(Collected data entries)
☆ ☆ ☆ ☆ ☆

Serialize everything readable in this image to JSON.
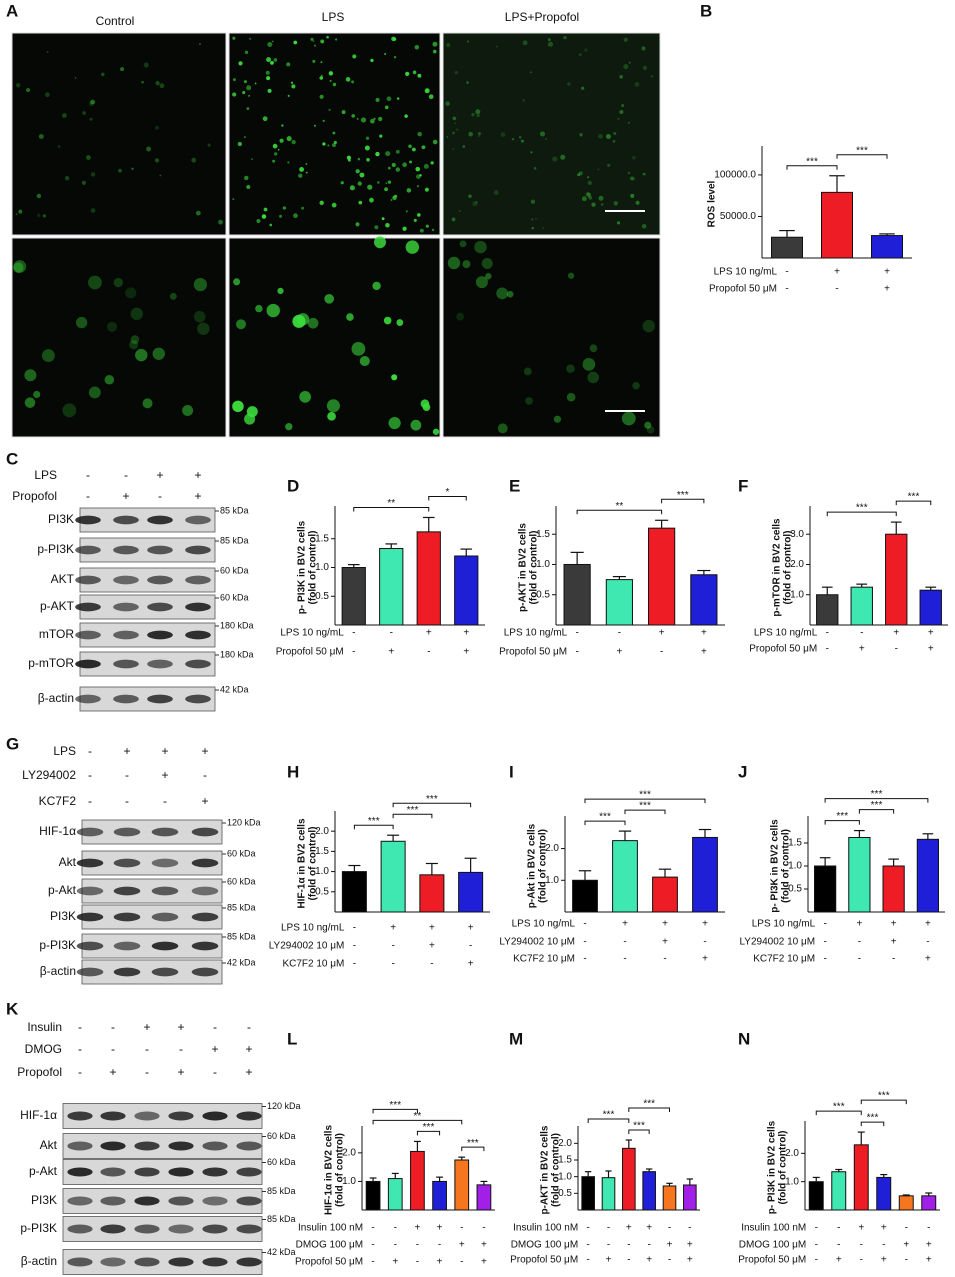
{
  "images": {
    "label": "A",
    "columns": [
      "Control",
      "LPS",
      "LPS+Propofol"
    ]
  },
  "blots": [
    {
      "label": "C",
      "conditions": [
        {
          "label": "LPS",
          "signs": [
            "-",
            "-",
            "+",
            "+"
          ]
        },
        {
          "label": "Propofol",
          "signs": [
            "-",
            "+",
            "-",
            "+"
          ]
        }
      ],
      "bands": [
        {
          "name": "PI3K",
          "size": "85 kDa"
        },
        {
          "name": "p-PI3K",
          "size": "85 kDa"
        },
        {
          "name": "AKT",
          "size": "60 kDa"
        },
        {
          "name": "p-AKT",
          "size": "60 kDa"
        },
        {
          "name": "mTOR",
          "size": "180 kDa"
        },
        {
          "name": "p-mTOR",
          "size": "180 kDa"
        },
        {
          "name": "β-actin",
          "size": "42 kDa"
        }
      ]
    },
    {
      "label": "G",
      "conditions": [
        {
          "label": "LPS",
          "signs": [
            "-",
            "+",
            "+",
            "+"
          ]
        },
        {
          "label": "LY294002",
          "signs": [
            "-",
            "-",
            "+",
            "-"
          ]
        },
        {
          "label": "KC7F2",
          "signs": [
            "-",
            "-",
            "-",
            "+"
          ]
        }
      ],
      "bands": [
        {
          "name": "HIF-1α",
          "size": "120 kDa"
        },
        {
          "name": "Akt",
          "size": "60 kDa"
        },
        {
          "name": "p-Akt",
          "size": "60 kDa"
        },
        {
          "name": "PI3K",
          "size": "85 kDa"
        },
        {
          "name": "p-PI3K",
          "size": "85 kDa"
        },
        {
          "name": "β-actin",
          "size": "42 kDa"
        }
      ]
    },
    {
      "label": "K",
      "conditions": [
        {
          "label": "Insulin",
          "signs": [
            "-",
            "-",
            "+",
            "+",
            "-",
            "-"
          ]
        },
        {
          "label": "DMOG",
          "signs": [
            "-",
            "-",
            "-",
            "-",
            "+",
            "+"
          ]
        },
        {
          "label": "Propofol",
          "signs": [
            "-",
            "+",
            "-",
            "+",
            "-",
            "+"
          ]
        }
      ],
      "bands": [
        {
          "name": "HIF-1α",
          "size": "120 kDa"
        },
        {
          "name": "Akt",
          "size": "60 kDa"
        },
        {
          "name": "p-Akt",
          "size": "60 kDa"
        },
        {
          "name": "PI3K",
          "size": "85 kDa"
        },
        {
          "name": "p-PI3K",
          "size": "85 kDa"
        },
        {
          "name": "β-actin",
          "size": "42 kDa"
        }
      ]
    }
  ],
  "chart_data": [
    {
      "label": "B",
      "type": "bar",
      "ylabel": [
        "ROS level"
      ],
      "values": [
        25000,
        79000,
        27000
      ],
      "errors": [
        8000,
        20000,
        2000
      ],
      "colors": [
        "#3a3a3a",
        "#ee1c24",
        "#1f1fd8"
      ],
      "ylim": [
        0,
        130000
      ],
      "yticks": [
        {
          "value": 50000,
          "label": "50000.0"
        },
        {
          "value": 100000,
          "label": "100000.0"
        }
      ],
      "conditions": [
        {
          "label": "LPS 10 ng/mL",
          "signs": [
            "-",
            "+",
            "+"
          ]
        },
        {
          "label": "Propofol 50 μM",
          "signs": [
            "-",
            "-",
            "+"
          ]
        }
      ],
      "significance": [
        {
          "from": 0,
          "to": 1,
          "label": "***"
        },
        {
          "from": 1,
          "to": 2,
          "label": "***"
        }
      ]
    },
    {
      "label": "D",
      "type": "bar",
      "ylabel": [
        "p- PI3K in BV2 cells",
        "(fold of control)"
      ],
      "values": [
        1.0,
        1.33,
        1.62,
        1.2
      ],
      "errors": [
        0.05,
        0.08,
        0.25,
        0.12
      ],
      "colors": [
        "#3a3a3a",
        "#3fe8b0",
        "#ee1c24",
        "#1f1fd8"
      ],
      "ylim": [
        0,
        2.0
      ],
      "yticks": [
        0.5,
        {
          "value": 1,
          "label": "1.0"
        },
        1.5
      ],
      "conditions": [
        {
          "label": "LPS 10 ng/mL",
          "signs": [
            "-",
            "-",
            "+",
            "+"
          ]
        },
        {
          "label": "Propofol 50 μM",
          "signs": [
            "-",
            "+",
            "-",
            "+"
          ]
        }
      ],
      "significance": [
        {
          "from": 0,
          "to": 2,
          "label": "**"
        },
        {
          "from": 2,
          "to": 3,
          "label": "*"
        }
      ]
    },
    {
      "label": "E",
      "type": "bar",
      "ylabel": [
        "p-AKT in BV2 cells",
        "(fold of control)"
      ],
      "values": [
        1.0,
        0.75,
        1.6,
        0.83
      ],
      "errors": [
        0.2,
        0.05,
        0.13,
        0.07
      ],
      "colors": [
        "#3a3a3a",
        "#3fe8b0",
        "#ee1c24",
        "#1f1fd8"
      ],
      "ylim": [
        0,
        1.9
      ],
      "yticks": [
        0.5,
        {
          "value": 1,
          "label": "1.0"
        },
        1.5
      ],
      "conditions": [
        {
          "label": "LPS 10 ng/mL",
          "signs": [
            "-",
            "-",
            "+",
            "+"
          ]
        },
        {
          "label": "Propofol 50 μM",
          "signs": [
            "-",
            "+",
            "-",
            "+"
          ]
        }
      ],
      "significance": [
        {
          "from": 0,
          "to": 2,
          "label": "**"
        },
        {
          "from": 2,
          "to": 3,
          "label": "***"
        }
      ]
    },
    {
      "label": "F",
      "type": "bar",
      "ylabel": [
        "p-mTOR in BV2 cells",
        "(fold of control)"
      ],
      "values": [
        1.0,
        1.25,
        3.0,
        1.15
      ],
      "errors": [
        0.25,
        0.1,
        0.4,
        0.1
      ],
      "colors": [
        "#3a3a3a",
        "#3fe8b0",
        "#ee1c24",
        "#1f1fd8"
      ],
      "ylim": [
        0,
        3.8
      ],
      "yticks": [
        {
          "value": 1,
          "label": "1.0"
        },
        {
          "value": 2,
          "label": "2.0"
        },
        {
          "value": 3,
          "label": "3.0"
        }
      ],
      "conditions": [
        {
          "label": "LPS 10 ng/mL",
          "signs": [
            "-",
            "-",
            "+",
            "+"
          ]
        },
        {
          "label": "Propofol 50 μM",
          "signs": [
            "-",
            "+",
            "-",
            "+"
          ]
        }
      ],
      "significance": [
        {
          "from": 0,
          "to": 2,
          "label": "***"
        },
        {
          "from": 2,
          "to": 3,
          "label": "***"
        }
      ]
    },
    {
      "label": "H",
      "type": "bar",
      "ylabel": [
        "HIF-1α in BV2 cells",
        "(fold of control)"
      ],
      "values": [
        1.0,
        1.75,
        0.92,
        0.98
      ],
      "errors": [
        0.15,
        0.15,
        0.28,
        0.35
      ],
      "colors": [
        "#000000",
        "#3fe8b0",
        "#ee1c24",
        "#1f1fd8"
      ],
      "ylim": [
        0,
        2.4
      ],
      "yticks": [
        0.5,
        {
          "value": 1,
          "label": "1.0"
        },
        1.5,
        {
          "value": 2,
          "label": "2.0"
        }
      ],
      "conditions": [
        {
          "label": "LPS 10 ng/mL",
          "signs": [
            "-",
            "+",
            "+",
            "+"
          ]
        },
        {
          "label": "LY294002 10 μM",
          "signs": [
            "-",
            "-",
            "+",
            "-"
          ]
        },
        {
          "label": "KC7F2 10 μM",
          "signs": [
            "-",
            "-",
            "-",
            "+"
          ]
        }
      ],
      "significance": [
        {
          "from": 0,
          "to": 1,
          "label": "***"
        },
        {
          "from": 1,
          "to": 2,
          "label": "***"
        },
        {
          "from": 1,
          "to": 3,
          "label": "***"
        }
      ]
    },
    {
      "label": "I",
      "type": "bar",
      "ylabel": [
        "p-Akt in BV2 cells",
        "(fold of control)"
      ],
      "values": [
        1.0,
        2.25,
        1.1,
        2.35
      ],
      "errors": [
        0.3,
        0.3,
        0.25,
        0.25
      ],
      "colors": [
        "#000000",
        "#3fe8b0",
        "#ee1c24",
        "#1f1fd8"
      ],
      "ylim": [
        0,
        2.9
      ],
      "yticks": [
        {
          "value": 1,
          "label": "1.0"
        },
        {
          "value": 2,
          "label": "2.0"
        }
      ],
      "conditions": [
        {
          "label": "LPS 10 ng/mL",
          "signs": [
            "-",
            "+",
            "+",
            "+"
          ]
        },
        {
          "label": "LY294002 10 μM",
          "signs": [
            "-",
            "-",
            "+",
            "-"
          ]
        },
        {
          "label": "KC7F2 10 μM",
          "signs": [
            "-",
            "-",
            "-",
            "+"
          ]
        }
      ],
      "significance": [
        {
          "from": 0,
          "to": 1,
          "label": "***"
        },
        {
          "from": 1,
          "to": 2,
          "label": "***"
        },
        {
          "from": 0,
          "to": 3,
          "label": "***"
        }
      ]
    },
    {
      "label": "J",
      "type": "bar",
      "ylabel": [
        "p- PI3K in BV2 cells",
        "(fold of control)"
      ],
      "values": [
        1.0,
        1.62,
        1.0,
        1.58
      ],
      "errors": [
        0.18,
        0.15,
        0.15,
        0.12
      ],
      "colors": [
        "#000000",
        "#3fe8b0",
        "#ee1c24",
        "#1f1fd8"
      ],
      "ylim": [
        0,
        2.0
      ],
      "yticks": [
        0.5,
        {
          "value": 1,
          "label": "1.0"
        },
        1.5
      ],
      "conditions": [
        {
          "label": "LPS 10 ng/mL",
          "signs": [
            "-",
            "+",
            "+",
            "+"
          ]
        },
        {
          "label": "LY294002 10 μM",
          "signs": [
            "-",
            "-",
            "+",
            "-"
          ]
        },
        {
          "label": "KC7F2 10 μM",
          "signs": [
            "-",
            "-",
            "-",
            "+"
          ]
        }
      ],
      "significance": [
        {
          "from": 0,
          "to": 1,
          "label": "***"
        },
        {
          "from": 1,
          "to": 2,
          "label": "***"
        },
        {
          "from": 0,
          "to": 3,
          "label": "***"
        }
      ]
    },
    {
      "label": "L",
      "type": "bar",
      "ylabel": [
        "HIF-1α in BV2 cells",
        "(fold of control)"
      ],
      "values": [
        1.0,
        1.1,
        2.05,
        1.0,
        1.75,
        0.88
      ],
      "errors": [
        0.12,
        0.18,
        0.35,
        0.15,
        0.1,
        0.12
      ],
      "colors": [
        "#000000",
        "#3fe8b0",
        "#ee1c24",
        "#1f1fd8",
        "#f5761e",
        "#a21fe8"
      ],
      "ylim": [
        0,
        2.8
      ],
      "yticks": [
        {
          "value": 1,
          "label": "1.0"
        },
        {
          "value": 2,
          "label": "2.0"
        }
      ],
      "conditions": [
        {
          "label": "Insulin 100 nM",
          "signs": [
            "-",
            "-",
            "+",
            "+",
            "-",
            "-"
          ]
        },
        {
          "label": "DMOG 100 μM",
          "signs": [
            "-",
            "-",
            "-",
            "-",
            "+",
            "+"
          ]
        },
        {
          "label": "Propofol 50 μM",
          "signs": [
            "-",
            "+",
            "-",
            "+",
            "-",
            "+"
          ]
        }
      ],
      "significance": [
        {
          "from": 2,
          "to": 3,
          "label": "***"
        },
        {
          "from": 4,
          "to": 5,
          "label": "***"
        },
        {
          "from": 0,
          "to": 4,
          "label": "**"
        },
        {
          "from": 0,
          "to": 2,
          "label": "***"
        }
      ]
    },
    {
      "label": "M",
      "type": "bar",
      "ylabel": [
        "p-AKT in BV2 cells",
        "(fold of control)"
      ],
      "values": [
        1.0,
        0.97,
        1.85,
        1.15,
        0.72,
        0.75
      ],
      "errors": [
        0.15,
        0.2,
        0.25,
        0.08,
        0.08,
        0.18
      ],
      "colors": [
        "#000000",
        "#3fe8b0",
        "#ee1c24",
        "#1f1fd8",
        "#f5761e",
        "#a21fe8"
      ],
      "ylim": [
        0,
        2.4
      ],
      "yticks": [
        0.5,
        {
          "value": 1,
          "label": "1.0"
        },
        1.5,
        {
          "value": 2,
          "label": "2.0"
        }
      ],
      "conditions": [
        {
          "label": "Insulin 100 nM",
          "signs": [
            "-",
            "-",
            "+",
            "+",
            "-",
            "-"
          ]
        },
        {
          "label": "DMOG 100 μM",
          "signs": [
            "-",
            "-",
            "-",
            "-",
            "+",
            "+"
          ]
        },
        {
          "label": "Propofol 50 μM",
          "signs": [
            "-",
            "+",
            "-",
            "+",
            "-",
            "+"
          ]
        }
      ],
      "significance": [
        {
          "from": 2,
          "to": 3,
          "label": "***"
        },
        {
          "from": 0,
          "to": 2,
          "label": "***"
        },
        {
          "from": 2,
          "to": 4,
          "label": "***"
        }
      ]
    },
    {
      "label": "N",
      "type": "bar",
      "ylabel": [
        "p- PI3K in BV2 cells",
        "(fold of control)"
      ],
      "values": [
        1.0,
        1.35,
        2.3,
        1.15,
        0.5,
        0.5
      ],
      "errors": [
        0.15,
        0.08,
        0.45,
        0.1,
        0.03,
        0.1
      ],
      "colors": [
        "#000000",
        "#3fe8b0",
        "#ee1c24",
        "#1f1fd8",
        "#f5761e",
        "#a21fe8"
      ],
      "ylim": [
        0,
        3.0
      ],
      "yticks": [
        {
          "value": 1,
          "label": "1.0"
        },
        {
          "value": 2,
          "label": "2.0"
        }
      ],
      "conditions": [
        {
          "label": "Insulin 100 nM",
          "signs": [
            "-",
            "-",
            "+",
            "+",
            "-",
            "-"
          ]
        },
        {
          "label": "DMOG 100 μM",
          "signs": [
            "-",
            "-",
            "-",
            "-",
            "+",
            "+"
          ]
        },
        {
          "label": "Propofol 50 μM",
          "signs": [
            "-",
            "+",
            "-",
            "+",
            "-",
            "+"
          ]
        }
      ],
      "significance": [
        {
          "from": 2,
          "to": 3,
          "label": "***"
        },
        {
          "from": 0,
          "to": 2,
          "label": "***"
        },
        {
          "from": 2,
          "to": 4,
          "label": "***"
        }
      ]
    }
  ]
}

☆ ☆ ☆ ☆ ☆

**About this task**
Whenever a line of the records holds the string "mTOR", pick it out and copy it.

**Response below**
          "name": "mTOR",
          "name": "p-mTOR",
        "p-mTOR in BV2 cells",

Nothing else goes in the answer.